### WORK INSTRUCTIONS
Transcribe the listing in full, excluding any pictures.

### INPUT FOR THIS TASK
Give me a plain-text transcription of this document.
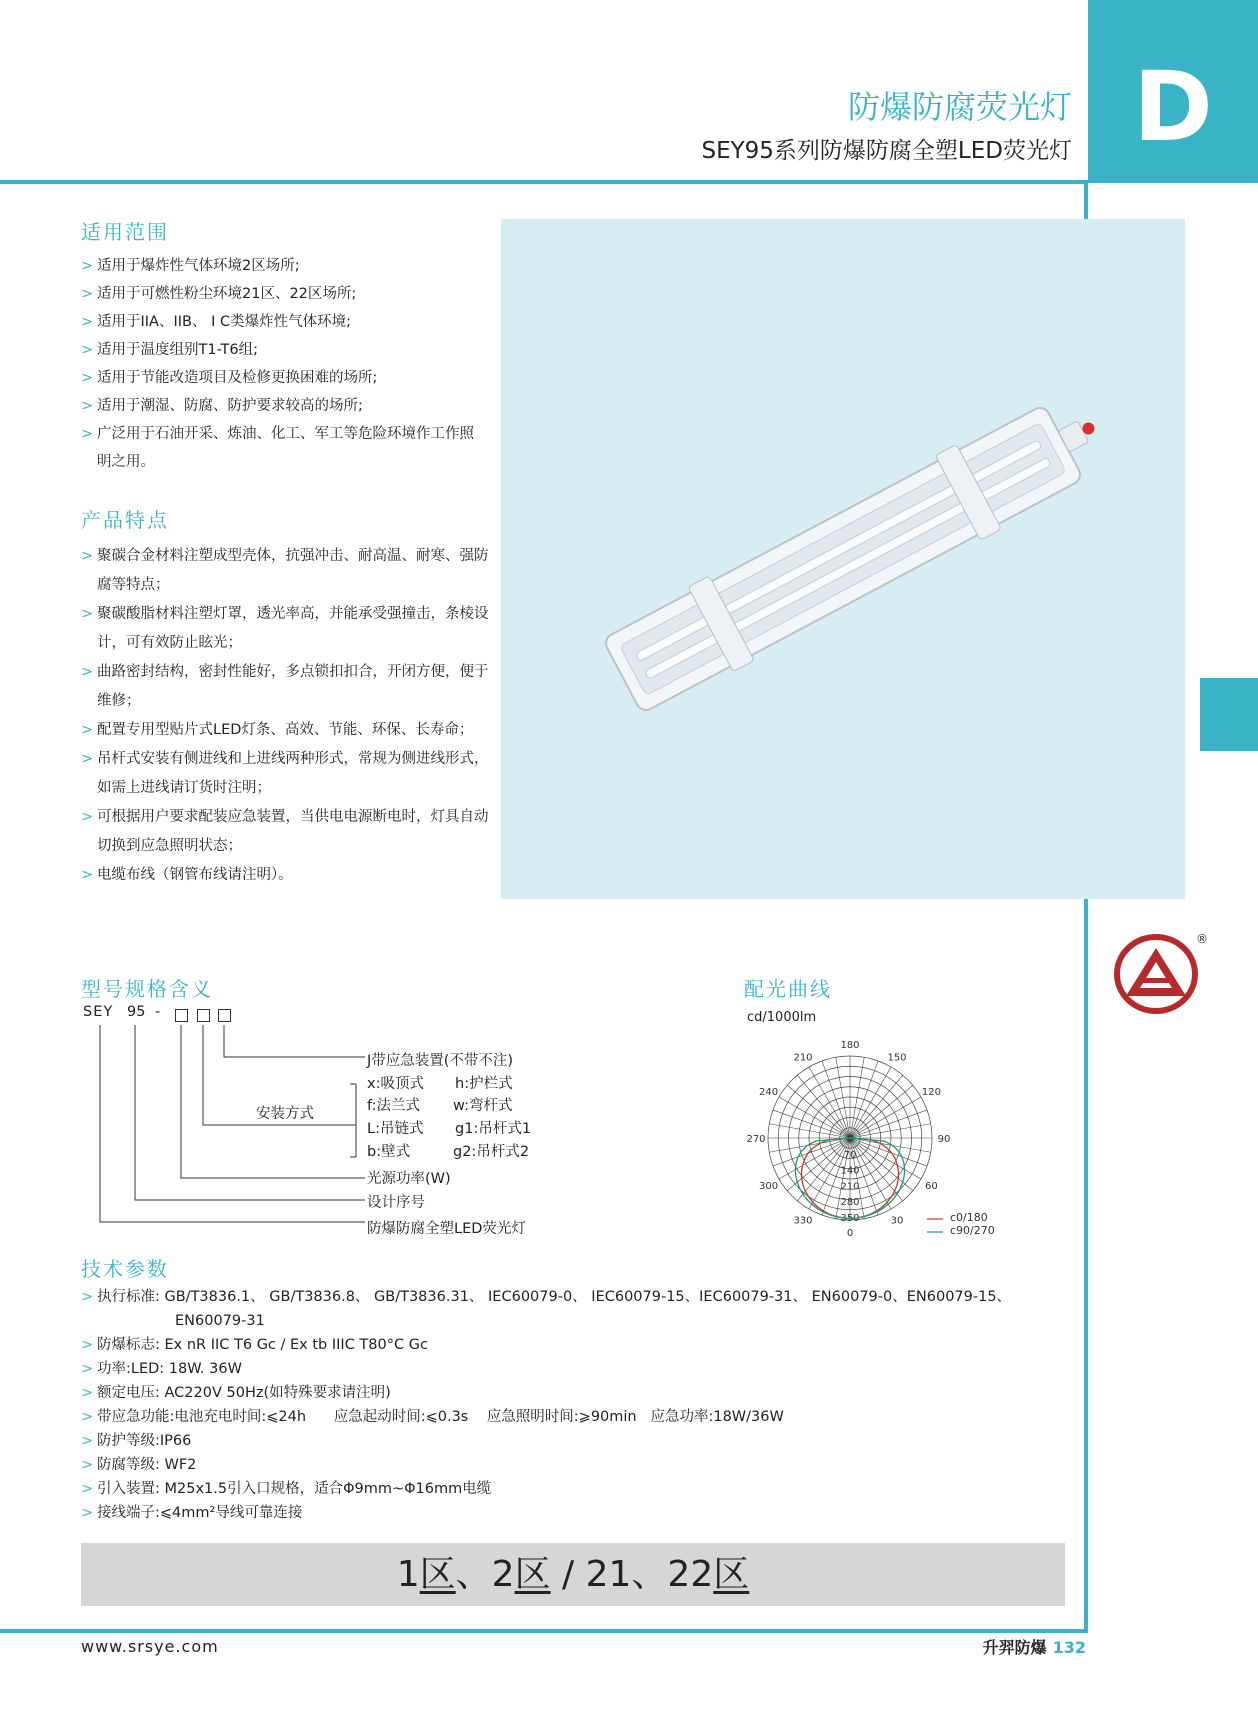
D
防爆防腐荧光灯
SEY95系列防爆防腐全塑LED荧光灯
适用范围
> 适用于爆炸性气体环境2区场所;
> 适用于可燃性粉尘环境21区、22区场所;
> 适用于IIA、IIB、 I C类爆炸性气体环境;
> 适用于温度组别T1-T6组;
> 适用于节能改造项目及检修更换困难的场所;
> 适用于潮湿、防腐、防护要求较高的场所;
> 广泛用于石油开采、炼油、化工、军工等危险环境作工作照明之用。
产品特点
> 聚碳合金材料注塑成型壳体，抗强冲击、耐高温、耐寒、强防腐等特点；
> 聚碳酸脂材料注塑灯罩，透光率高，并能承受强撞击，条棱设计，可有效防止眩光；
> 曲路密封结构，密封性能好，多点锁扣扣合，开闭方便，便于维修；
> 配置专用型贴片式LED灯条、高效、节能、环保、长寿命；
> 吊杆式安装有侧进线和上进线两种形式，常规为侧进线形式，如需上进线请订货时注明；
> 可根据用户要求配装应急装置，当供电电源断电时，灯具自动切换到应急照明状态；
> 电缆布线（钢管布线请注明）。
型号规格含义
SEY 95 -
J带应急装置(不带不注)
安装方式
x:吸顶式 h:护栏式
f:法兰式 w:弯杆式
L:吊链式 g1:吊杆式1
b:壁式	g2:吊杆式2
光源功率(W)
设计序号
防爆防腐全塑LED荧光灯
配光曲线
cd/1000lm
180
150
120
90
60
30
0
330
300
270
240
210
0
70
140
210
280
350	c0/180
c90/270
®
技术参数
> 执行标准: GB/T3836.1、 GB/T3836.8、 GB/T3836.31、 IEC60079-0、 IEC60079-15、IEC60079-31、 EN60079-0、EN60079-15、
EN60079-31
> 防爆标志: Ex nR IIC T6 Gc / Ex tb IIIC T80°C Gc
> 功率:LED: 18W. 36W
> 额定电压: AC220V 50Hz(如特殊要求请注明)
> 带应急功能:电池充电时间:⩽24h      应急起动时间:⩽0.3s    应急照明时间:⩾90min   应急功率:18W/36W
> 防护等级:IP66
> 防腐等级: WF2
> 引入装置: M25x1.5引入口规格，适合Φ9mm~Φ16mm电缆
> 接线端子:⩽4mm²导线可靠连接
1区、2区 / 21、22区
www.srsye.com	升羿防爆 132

### EXERCISE ANSWER
Give me a plain-text transcription of this document.
D
防爆防腐荧光灯
SEY95系列防爆防腐全塑LED荧光灯
适用范围
> 适用于爆炸性气体环境2区场所;
> 适用于可燃性粉尘环境21区、22区场所;
> 适用于IIA、IIB、 I C类爆炸性气体环境;
> 适用于温度组别T1-T6组;
> 适用于节能改造项目及检修更换困难的场所;
> 适用于潮湿、防腐、防护要求较高的场所;
> 广泛用于石油开采、炼油、化工、军工等危险环境作工作照明之用。
产品特点
> 聚碳合金材料注塑成型壳体，抗强冲击、耐高温、耐寒、强防腐等特点；
> 聚碳酸脂材料注塑灯罩，透光率高，并能承受强撞击，条棱设计，可有效防止眩光；
> 曲路密封结构，密封性能好，多点锁扣扣合，开闭方便，便于维修；
> 配置专用型贴片式LED灯条、高效、节能、环保、长寿命；
> 吊杆式安装有侧进线和上进线两种形式，常规为侧进线形式，如需上进线请订货时注明；
> 可根据用户要求配装应急装置，当供电电源断电时，灯具自动切换到应急照明状态；
> 电缆布线（钢管布线请注明）。
型号规格含义
SEY 95 -
J带应急装置(不带不注)
安装方式
x:吸顶式 h:护栏式
f:法兰式 w:弯杆式
L:吊链式 g1:吊杆式1
b:壁式	g2:吊杆式2
光源功率(W)
设计序号
防爆防腐全塑LED荧光灯
配光曲线
cd/1000lm
180
150
120
90
60
30
0
330
300
270
240
210
0
70
140
210
280
350	c0/180
c90/270
®
技术参数
> 执行标准: GB/T3836.1、 GB/T3836.8、 GB/T3836.31、 IEC60079-0、 IEC60079-15、IEC60079-31、 EN60079-0、EN60079-15、
EN60079-31
> 防爆标志: Ex nR IIC T6 Gc / Ex tb IIIC T80°C Gc
> 功率:LED: 18W. 36W
> 额定电压: AC220V 50Hz(如特殊要求请注明)
> 带应急功能:电池充电时间:⩽24h      应急起动时间:⩽0.3s    应急照明时间:⩾90min   应急功率:18W/36W
> 防护等级:IP66
> 防腐等级: WF2
> 引入装置: M25x1.5引入口规格，适合Φ9mm~Φ16mm电缆
> 接线端子:⩽4mm²导线可靠连接
1区、2区 / 21、22区
www.srsye.com	升羿防爆 132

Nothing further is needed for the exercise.